Copy out the lines below that hold the word "mRNA".
======== GIVEN INFORMATION
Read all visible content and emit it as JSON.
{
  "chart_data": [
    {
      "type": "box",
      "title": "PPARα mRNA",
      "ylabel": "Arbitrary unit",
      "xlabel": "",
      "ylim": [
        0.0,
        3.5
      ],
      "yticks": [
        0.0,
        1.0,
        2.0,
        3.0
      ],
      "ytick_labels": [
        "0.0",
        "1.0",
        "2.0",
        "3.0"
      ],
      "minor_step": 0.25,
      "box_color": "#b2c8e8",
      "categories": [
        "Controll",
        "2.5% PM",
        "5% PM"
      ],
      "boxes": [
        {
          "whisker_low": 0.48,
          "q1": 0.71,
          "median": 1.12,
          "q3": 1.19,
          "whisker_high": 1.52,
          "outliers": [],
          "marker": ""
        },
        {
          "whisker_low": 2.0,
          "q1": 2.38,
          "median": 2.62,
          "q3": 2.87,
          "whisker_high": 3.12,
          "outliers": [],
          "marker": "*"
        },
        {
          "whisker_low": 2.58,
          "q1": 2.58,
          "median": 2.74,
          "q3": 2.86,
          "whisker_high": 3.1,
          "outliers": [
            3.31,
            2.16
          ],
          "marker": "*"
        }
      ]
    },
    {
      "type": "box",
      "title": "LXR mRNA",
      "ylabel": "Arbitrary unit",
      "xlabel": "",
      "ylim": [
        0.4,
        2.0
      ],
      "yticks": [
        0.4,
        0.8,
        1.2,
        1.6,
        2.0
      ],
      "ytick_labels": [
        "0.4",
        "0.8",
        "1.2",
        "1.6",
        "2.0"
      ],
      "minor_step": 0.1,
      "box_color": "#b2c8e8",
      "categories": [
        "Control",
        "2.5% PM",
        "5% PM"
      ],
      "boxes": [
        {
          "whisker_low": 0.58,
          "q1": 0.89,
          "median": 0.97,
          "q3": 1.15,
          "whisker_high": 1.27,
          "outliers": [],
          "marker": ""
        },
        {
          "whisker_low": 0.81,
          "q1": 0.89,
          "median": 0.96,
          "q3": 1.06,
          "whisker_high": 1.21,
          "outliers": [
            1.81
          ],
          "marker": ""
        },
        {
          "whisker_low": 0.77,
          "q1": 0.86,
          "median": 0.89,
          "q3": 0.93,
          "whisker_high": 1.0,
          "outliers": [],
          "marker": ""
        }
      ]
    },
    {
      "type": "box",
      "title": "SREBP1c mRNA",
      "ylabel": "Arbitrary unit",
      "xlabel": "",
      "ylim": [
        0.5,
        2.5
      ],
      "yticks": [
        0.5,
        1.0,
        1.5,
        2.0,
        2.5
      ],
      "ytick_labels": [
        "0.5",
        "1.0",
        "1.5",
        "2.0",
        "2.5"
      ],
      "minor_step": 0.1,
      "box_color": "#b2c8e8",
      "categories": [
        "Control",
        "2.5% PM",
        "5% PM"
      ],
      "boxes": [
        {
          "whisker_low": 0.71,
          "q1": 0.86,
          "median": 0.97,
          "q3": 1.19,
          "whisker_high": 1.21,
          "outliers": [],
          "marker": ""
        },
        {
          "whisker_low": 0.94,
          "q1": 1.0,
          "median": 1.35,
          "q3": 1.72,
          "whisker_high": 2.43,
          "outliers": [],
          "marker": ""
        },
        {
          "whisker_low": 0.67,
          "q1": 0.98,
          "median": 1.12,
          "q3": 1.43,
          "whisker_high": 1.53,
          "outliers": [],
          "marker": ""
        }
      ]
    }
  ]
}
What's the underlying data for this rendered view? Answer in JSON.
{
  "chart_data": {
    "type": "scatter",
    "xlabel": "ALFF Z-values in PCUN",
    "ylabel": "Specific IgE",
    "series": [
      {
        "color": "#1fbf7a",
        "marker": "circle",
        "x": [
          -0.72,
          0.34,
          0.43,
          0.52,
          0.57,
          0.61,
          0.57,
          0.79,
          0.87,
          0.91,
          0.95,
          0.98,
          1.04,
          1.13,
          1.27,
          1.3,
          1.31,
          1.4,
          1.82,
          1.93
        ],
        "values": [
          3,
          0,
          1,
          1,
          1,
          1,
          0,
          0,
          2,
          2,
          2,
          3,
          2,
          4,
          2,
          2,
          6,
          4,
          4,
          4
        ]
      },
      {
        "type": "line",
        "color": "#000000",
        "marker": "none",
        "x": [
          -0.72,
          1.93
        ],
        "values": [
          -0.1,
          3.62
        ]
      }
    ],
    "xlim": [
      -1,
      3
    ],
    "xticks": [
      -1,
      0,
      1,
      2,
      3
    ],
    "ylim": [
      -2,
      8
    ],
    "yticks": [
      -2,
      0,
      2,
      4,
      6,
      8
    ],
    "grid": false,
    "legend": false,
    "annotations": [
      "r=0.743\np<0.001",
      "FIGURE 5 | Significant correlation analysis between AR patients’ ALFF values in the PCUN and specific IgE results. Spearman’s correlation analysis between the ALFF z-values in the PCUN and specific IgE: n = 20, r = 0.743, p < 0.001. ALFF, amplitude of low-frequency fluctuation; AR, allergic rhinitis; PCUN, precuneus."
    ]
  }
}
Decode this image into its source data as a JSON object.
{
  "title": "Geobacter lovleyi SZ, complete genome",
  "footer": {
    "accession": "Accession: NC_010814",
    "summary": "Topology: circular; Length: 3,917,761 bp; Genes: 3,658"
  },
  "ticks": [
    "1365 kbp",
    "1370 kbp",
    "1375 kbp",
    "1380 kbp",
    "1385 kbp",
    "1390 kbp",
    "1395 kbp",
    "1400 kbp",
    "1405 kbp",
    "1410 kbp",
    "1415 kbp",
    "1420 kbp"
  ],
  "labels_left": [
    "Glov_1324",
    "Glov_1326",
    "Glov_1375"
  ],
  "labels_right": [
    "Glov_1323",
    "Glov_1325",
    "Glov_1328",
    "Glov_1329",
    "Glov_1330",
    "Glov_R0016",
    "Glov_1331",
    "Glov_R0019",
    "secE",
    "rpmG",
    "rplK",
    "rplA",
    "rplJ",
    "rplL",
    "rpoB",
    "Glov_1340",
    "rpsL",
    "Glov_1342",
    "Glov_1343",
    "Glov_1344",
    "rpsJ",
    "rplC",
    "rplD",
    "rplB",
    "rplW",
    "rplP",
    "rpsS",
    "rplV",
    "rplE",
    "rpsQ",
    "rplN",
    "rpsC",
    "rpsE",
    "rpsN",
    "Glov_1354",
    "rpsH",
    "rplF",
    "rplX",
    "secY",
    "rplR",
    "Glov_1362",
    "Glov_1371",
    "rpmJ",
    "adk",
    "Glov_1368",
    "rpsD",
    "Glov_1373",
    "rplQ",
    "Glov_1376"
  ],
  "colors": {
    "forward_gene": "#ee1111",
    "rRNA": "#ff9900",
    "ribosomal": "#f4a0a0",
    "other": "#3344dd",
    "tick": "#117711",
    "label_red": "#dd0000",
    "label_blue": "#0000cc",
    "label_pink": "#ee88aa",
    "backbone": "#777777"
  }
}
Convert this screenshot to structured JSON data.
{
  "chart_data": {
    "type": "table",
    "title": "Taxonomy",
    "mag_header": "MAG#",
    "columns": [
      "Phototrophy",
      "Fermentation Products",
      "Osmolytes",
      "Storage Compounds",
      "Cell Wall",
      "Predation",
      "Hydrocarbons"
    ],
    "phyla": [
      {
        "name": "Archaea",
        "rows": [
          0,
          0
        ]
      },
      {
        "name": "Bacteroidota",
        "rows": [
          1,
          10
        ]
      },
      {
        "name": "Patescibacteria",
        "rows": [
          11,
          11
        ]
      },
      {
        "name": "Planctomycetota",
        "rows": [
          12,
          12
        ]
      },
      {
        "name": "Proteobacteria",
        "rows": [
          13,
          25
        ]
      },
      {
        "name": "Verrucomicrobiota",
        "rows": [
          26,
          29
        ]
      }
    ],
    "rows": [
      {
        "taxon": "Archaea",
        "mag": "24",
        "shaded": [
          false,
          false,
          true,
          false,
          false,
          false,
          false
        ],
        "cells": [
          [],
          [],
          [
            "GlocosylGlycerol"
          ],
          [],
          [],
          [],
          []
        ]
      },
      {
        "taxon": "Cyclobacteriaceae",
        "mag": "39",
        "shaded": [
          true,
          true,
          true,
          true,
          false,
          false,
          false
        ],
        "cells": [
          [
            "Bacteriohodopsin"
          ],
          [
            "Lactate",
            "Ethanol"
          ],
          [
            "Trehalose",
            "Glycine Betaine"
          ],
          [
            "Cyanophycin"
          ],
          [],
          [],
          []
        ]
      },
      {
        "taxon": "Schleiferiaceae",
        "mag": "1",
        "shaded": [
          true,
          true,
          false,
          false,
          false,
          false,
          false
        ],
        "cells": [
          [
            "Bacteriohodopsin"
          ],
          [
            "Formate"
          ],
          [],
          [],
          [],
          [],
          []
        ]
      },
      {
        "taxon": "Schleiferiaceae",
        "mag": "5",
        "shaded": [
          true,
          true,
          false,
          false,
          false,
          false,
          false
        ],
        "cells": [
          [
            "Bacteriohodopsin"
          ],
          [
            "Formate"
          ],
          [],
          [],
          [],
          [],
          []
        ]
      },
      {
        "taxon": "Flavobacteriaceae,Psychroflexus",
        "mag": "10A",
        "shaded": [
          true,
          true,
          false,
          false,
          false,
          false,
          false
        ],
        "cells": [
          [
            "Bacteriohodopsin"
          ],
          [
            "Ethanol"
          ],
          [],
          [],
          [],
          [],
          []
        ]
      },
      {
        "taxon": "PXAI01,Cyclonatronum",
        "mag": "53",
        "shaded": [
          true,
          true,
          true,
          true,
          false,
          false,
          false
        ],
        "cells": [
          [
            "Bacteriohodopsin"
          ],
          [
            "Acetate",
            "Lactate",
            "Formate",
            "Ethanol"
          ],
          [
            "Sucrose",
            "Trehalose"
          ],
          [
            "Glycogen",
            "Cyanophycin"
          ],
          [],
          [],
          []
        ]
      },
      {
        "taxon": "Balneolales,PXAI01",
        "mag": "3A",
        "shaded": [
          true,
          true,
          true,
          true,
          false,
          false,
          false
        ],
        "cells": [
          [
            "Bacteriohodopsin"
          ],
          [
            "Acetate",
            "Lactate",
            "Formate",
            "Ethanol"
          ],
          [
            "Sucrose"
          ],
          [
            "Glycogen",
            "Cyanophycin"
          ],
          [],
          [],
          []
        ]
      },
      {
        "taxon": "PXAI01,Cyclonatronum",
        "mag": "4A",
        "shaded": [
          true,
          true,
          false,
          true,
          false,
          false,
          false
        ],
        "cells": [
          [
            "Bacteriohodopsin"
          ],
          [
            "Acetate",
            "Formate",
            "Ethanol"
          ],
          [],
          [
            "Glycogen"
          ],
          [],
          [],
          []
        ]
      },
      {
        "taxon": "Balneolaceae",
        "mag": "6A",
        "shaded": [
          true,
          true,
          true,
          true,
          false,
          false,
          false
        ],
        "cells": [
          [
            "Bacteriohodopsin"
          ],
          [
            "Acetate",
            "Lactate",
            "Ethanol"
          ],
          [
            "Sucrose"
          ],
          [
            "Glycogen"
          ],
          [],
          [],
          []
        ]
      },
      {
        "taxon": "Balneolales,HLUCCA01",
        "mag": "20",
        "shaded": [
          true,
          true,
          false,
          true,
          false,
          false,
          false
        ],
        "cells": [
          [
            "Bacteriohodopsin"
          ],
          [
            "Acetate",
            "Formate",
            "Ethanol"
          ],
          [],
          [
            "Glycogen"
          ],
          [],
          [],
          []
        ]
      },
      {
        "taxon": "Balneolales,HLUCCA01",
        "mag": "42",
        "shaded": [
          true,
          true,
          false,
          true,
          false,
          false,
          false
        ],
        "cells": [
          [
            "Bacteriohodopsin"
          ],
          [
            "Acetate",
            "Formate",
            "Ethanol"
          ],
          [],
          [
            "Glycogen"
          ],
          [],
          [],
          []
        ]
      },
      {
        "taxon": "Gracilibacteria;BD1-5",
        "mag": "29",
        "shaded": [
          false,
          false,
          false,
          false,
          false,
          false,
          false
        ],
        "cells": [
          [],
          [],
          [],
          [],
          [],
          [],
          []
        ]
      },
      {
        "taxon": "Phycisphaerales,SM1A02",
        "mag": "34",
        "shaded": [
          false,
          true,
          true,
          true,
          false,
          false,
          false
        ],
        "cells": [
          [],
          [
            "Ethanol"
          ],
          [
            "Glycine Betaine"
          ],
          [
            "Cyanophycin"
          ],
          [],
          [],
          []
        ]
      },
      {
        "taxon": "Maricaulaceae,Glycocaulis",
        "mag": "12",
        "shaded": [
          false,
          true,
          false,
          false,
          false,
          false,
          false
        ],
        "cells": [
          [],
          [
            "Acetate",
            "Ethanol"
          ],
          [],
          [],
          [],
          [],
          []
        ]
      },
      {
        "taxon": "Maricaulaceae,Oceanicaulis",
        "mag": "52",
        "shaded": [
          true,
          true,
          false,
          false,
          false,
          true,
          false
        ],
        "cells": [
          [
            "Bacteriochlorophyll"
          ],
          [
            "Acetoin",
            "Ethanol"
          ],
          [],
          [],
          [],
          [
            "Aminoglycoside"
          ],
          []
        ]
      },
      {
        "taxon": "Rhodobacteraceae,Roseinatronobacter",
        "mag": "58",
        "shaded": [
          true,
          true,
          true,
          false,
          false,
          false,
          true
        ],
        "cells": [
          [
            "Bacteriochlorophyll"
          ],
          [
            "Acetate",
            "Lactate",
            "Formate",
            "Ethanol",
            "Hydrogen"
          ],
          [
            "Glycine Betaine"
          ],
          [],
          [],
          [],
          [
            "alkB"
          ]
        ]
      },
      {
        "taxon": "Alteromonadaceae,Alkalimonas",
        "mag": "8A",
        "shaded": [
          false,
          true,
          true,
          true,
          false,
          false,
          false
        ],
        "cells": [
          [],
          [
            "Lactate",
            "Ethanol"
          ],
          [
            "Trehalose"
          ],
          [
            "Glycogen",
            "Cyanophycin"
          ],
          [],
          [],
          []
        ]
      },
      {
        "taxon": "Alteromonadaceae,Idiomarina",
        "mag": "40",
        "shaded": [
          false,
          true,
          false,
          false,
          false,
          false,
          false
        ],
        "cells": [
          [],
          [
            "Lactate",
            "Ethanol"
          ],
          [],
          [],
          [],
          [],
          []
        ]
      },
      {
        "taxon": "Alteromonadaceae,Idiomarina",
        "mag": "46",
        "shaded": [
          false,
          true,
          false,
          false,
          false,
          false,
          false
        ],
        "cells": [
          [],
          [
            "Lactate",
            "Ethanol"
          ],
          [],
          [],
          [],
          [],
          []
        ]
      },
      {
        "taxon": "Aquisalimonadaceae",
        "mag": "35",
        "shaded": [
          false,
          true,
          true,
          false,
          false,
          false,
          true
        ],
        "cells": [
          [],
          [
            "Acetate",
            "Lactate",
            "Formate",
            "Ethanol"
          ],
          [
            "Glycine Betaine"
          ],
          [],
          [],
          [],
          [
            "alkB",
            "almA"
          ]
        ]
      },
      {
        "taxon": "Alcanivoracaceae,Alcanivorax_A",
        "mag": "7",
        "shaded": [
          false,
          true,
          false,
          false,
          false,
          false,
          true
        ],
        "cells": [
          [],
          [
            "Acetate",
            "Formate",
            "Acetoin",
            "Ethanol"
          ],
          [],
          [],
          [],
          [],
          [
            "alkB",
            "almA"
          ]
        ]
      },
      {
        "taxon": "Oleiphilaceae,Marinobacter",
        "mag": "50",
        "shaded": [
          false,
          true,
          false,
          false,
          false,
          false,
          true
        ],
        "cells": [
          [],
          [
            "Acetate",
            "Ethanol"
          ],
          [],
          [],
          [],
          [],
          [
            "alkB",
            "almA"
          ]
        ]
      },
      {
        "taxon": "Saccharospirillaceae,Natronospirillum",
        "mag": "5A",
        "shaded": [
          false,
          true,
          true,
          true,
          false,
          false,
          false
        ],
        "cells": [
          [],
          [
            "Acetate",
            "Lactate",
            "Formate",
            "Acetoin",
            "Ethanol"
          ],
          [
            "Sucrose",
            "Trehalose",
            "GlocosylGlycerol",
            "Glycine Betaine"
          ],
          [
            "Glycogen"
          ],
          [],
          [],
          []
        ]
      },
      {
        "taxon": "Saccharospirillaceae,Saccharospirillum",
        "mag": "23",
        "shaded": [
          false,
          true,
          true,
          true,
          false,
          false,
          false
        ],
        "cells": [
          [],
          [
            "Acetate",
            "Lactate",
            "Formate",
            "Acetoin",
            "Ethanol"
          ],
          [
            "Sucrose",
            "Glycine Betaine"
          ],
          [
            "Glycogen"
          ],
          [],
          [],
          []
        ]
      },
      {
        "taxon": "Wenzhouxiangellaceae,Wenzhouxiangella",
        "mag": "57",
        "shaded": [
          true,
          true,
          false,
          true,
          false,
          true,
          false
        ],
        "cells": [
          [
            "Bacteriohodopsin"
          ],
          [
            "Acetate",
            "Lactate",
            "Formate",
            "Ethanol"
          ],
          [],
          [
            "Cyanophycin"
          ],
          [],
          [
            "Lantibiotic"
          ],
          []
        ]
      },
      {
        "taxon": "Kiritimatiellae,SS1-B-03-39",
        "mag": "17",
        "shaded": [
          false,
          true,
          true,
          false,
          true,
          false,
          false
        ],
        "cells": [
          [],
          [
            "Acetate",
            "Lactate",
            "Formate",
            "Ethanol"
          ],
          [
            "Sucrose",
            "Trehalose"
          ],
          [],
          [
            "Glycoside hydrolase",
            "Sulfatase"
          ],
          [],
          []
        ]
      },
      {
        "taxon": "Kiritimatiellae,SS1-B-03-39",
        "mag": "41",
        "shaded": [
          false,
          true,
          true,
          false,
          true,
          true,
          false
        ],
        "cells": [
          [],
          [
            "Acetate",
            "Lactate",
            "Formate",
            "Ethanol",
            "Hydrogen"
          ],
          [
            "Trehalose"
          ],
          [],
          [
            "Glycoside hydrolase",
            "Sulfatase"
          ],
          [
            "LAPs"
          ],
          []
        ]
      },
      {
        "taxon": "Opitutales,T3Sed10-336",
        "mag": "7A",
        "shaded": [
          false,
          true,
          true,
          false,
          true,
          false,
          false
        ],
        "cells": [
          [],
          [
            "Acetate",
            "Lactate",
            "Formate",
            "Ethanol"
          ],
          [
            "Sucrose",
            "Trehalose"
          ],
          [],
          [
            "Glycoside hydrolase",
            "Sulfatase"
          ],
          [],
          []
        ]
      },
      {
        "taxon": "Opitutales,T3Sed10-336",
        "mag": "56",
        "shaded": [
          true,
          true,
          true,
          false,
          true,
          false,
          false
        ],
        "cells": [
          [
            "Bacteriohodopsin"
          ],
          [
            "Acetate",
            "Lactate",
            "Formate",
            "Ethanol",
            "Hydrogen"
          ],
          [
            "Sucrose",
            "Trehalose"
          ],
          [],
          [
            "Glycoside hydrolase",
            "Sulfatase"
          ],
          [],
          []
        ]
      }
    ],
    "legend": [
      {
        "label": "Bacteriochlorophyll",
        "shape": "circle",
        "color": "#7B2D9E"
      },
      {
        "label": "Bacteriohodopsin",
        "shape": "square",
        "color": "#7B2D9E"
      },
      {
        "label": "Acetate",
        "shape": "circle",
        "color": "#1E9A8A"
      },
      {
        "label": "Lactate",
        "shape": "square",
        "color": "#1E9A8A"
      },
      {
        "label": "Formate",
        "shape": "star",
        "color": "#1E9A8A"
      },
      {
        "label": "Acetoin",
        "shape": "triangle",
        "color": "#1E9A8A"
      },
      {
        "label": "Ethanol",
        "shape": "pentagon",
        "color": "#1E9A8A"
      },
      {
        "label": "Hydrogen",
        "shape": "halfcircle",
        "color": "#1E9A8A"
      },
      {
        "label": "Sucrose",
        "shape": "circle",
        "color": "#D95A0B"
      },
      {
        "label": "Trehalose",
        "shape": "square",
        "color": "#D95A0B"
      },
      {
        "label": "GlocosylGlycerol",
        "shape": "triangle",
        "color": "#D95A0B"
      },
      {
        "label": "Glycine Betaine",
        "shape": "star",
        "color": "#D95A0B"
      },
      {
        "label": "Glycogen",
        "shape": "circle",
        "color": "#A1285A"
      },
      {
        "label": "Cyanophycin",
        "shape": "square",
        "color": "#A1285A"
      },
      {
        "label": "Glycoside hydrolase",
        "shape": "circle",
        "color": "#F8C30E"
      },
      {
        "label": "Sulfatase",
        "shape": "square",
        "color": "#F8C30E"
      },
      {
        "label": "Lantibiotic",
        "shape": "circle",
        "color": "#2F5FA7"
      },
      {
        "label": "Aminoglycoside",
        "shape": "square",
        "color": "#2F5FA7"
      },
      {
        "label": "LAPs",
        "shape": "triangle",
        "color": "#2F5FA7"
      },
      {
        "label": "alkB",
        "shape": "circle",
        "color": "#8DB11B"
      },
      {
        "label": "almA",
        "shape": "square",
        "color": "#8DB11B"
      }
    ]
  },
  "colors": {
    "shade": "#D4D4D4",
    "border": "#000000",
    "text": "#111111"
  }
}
================
**RESPONSE:**
      "title": "PPARα mRNA",
      "title": "LXR mRNA",
      "title": "SREBP1c mRNA",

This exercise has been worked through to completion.